### Data for this task ###
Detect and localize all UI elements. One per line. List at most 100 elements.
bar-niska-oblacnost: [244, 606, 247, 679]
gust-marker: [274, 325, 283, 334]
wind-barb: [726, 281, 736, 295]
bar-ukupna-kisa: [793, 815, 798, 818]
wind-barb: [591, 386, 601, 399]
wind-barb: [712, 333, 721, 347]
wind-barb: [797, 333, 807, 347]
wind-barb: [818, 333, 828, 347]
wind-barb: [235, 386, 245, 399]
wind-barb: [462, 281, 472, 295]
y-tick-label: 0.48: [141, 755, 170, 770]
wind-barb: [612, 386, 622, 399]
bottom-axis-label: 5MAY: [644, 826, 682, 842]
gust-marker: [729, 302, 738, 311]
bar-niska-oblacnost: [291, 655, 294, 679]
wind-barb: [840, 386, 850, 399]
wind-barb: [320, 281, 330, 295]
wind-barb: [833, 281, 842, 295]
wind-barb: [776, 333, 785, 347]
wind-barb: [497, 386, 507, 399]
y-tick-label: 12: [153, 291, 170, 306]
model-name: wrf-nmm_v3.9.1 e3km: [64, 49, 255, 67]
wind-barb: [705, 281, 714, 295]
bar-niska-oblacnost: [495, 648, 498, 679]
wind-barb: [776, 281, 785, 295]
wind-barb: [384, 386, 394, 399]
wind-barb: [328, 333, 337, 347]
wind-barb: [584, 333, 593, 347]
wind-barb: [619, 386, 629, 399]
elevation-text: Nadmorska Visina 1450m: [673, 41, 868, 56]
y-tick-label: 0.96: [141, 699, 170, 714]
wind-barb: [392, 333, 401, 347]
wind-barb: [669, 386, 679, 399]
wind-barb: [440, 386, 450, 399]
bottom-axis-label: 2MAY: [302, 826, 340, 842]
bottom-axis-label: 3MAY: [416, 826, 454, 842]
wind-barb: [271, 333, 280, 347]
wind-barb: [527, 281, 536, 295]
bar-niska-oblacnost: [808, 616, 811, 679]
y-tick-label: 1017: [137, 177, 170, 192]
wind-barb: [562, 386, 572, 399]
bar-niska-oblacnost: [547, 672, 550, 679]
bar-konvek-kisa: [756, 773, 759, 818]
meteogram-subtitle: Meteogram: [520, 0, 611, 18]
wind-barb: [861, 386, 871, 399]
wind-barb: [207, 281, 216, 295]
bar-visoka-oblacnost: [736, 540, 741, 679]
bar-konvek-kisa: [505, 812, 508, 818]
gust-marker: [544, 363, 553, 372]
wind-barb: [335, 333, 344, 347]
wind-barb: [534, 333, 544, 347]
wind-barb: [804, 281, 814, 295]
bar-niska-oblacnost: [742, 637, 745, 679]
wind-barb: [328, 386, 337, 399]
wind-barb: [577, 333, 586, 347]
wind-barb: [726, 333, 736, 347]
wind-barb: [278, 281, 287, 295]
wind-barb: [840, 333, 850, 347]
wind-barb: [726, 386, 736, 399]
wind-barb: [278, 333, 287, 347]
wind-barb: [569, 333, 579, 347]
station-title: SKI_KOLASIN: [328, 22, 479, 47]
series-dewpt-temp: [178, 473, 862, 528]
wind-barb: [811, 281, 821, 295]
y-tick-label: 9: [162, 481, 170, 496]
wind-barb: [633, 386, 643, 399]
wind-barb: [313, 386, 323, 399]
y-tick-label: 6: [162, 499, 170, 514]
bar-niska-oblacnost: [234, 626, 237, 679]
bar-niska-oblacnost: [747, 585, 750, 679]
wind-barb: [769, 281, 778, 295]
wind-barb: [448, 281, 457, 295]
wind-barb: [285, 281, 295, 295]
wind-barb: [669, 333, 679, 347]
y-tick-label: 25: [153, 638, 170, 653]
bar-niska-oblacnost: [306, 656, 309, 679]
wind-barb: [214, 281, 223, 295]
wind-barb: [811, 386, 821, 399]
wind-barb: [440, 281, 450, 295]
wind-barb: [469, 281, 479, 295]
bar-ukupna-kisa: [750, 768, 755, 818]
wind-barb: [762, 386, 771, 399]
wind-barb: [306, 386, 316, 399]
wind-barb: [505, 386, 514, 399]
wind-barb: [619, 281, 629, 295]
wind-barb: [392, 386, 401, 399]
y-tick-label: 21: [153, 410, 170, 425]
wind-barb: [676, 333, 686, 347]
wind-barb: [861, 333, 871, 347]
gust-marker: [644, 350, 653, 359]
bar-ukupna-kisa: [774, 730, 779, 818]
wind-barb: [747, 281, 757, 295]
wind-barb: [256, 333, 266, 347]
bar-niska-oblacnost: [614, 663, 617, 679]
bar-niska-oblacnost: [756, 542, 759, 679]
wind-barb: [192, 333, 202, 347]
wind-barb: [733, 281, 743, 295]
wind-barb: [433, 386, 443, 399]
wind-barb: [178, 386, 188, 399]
###
# Exercise goal
Please copy the material above line for line, keeping every character unchanged.

# Result of this task
Detect and localize all UI elements. One per line. List at most 100 elements.
bar-niska-oblacnost: [244, 606, 247, 679]
gust-marker: [274, 325, 283, 334]
wind-barb: [726, 281, 736, 295]
bar-ukupna-kisa: [793, 815, 798, 818]
wind-barb: [591, 386, 601, 399]
wind-barb: [712, 333, 721, 347]
wind-barb: [797, 333, 807, 347]
wind-barb: [818, 333, 828, 347]
wind-barb: [235, 386, 245, 399]
wind-barb: [462, 281, 472, 295]
y-tick-label: 0.48: [141, 755, 170, 770]
wind-barb: [612, 386, 622, 399]
bottom-axis-label: 5MAY: [644, 826, 682, 842]
gust-marker: [729, 302, 738, 311]
bar-niska-oblacnost: [291, 655, 294, 679]
wind-barb: [840, 386, 850, 399]
wind-barb: [320, 281, 330, 295]
wind-barb: [833, 281, 842, 295]
wind-barb: [776, 333, 785, 347]
wind-barb: [497, 386, 507, 399]
y-tick-label: 12: [153, 291, 170, 306]
model-name: wrf-nmm_v3.9.1 e3km: [64, 49, 255, 67]
wind-barb: [705, 281, 714, 295]
bar-niska-oblacnost: [495, 648, 498, 679]
wind-barb: [776, 281, 785, 295]
wind-barb: [384, 386, 394, 399]
wind-barb: [328, 333, 337, 347]
wind-barb: [584, 333, 593, 347]
wind-barb: [619, 386, 629, 399]
elevation-text: Nadmorska Visina 1450m: [673, 41, 868, 56]
y-tick-label: 0.96: [141, 699, 170, 714]
wind-barb: [392, 333, 401, 347]
wind-barb: [669, 386, 679, 399]
wind-barb: [440, 386, 450, 399]
bottom-axis-label: 2MAY: [302, 826, 340, 842]
bottom-axis-label: 3MAY: [416, 826, 454, 842]
wind-barb: [271, 333, 280, 347]
wind-barb: [527, 281, 536, 295]
bar-niska-oblacnost: [808, 616, 811, 679]
y-tick-label: 1017: [137, 177, 170, 192]
wind-barb: [562, 386, 572, 399]
bar-niska-oblacnost: [547, 672, 550, 679]
bar-konvek-kisa: [756, 773, 759, 818]
meteogram-subtitle: Meteogram: [520, 0, 611, 18]
wind-barb: [861, 386, 871, 399]
wind-barb: [207, 281, 216, 295]
bar-visoka-oblacnost: [736, 540, 741, 679]
bar-konvek-kisa: [505, 812, 508, 818]
gust-marker: [544, 363, 553, 372]
wind-barb: [335, 333, 344, 347]
wind-barb: [534, 333, 544, 347]
wind-barb: [804, 281, 814, 295]
bar-niska-oblacnost: [742, 637, 745, 679]
wind-barb: [328, 386, 337, 399]
wind-barb: [577, 333, 586, 347]
wind-barb: [726, 333, 736, 347]
wind-barb: [278, 281, 287, 295]
wind-barb: [840, 333, 850, 347]
wind-barb: [726, 386, 736, 399]
wind-barb: [278, 333, 287, 347]
wind-barb: [569, 333, 579, 347]
station-title: SKI_KOLASIN: [328, 22, 479, 47]
series-dewpt-temp: [178, 473, 862, 528]
wind-barb: [811, 281, 821, 295]
y-tick-label: 9: [162, 481, 170, 496]
wind-barb: [633, 386, 643, 399]
wind-barb: [313, 386, 323, 399]
y-tick-label: 6: [162, 499, 170, 514]
bar-niska-oblacnost: [234, 626, 237, 679]
bar-niska-oblacnost: [747, 585, 750, 679]
wind-barb: [769, 281, 778, 295]
wind-barb: [448, 281, 457, 295]
wind-barb: [285, 281, 295, 295]
wind-barb: [669, 333, 679, 347]
y-tick-label: 25: [153, 638, 170, 653]
bar-niska-oblacnost: [306, 656, 309, 679]
wind-barb: [214, 281, 223, 295]
wind-barb: [811, 386, 821, 399]
wind-barb: [440, 281, 450, 295]
wind-barb: [469, 281, 479, 295]
bar-ukupna-kisa: [750, 768, 755, 818]
wind-barb: [762, 386, 771, 399]
wind-barb: [306, 386, 316, 399]
wind-barb: [505, 386, 514, 399]
wind-barb: [619, 281, 629, 295]
wind-barb: [392, 386, 401, 399]
y-tick-label: 21: [153, 410, 170, 425]
wind-barb: [676, 333, 686, 347]
wind-barb: [861, 333, 871, 347]
gust-marker: [644, 350, 653, 359]
bar-ukupna-kisa: [774, 730, 779, 818]
wind-barb: [747, 281, 757, 295]
wind-barb: [256, 333, 266, 347]
bar-niska-oblacnost: [614, 663, 617, 679]
bar-niska-oblacnost: [756, 542, 759, 679]
wind-barb: [192, 333, 202, 347]
wind-barb: [733, 281, 743, 295]
wind-barb: [433, 386, 443, 399]
wind-barb: [178, 386, 188, 399]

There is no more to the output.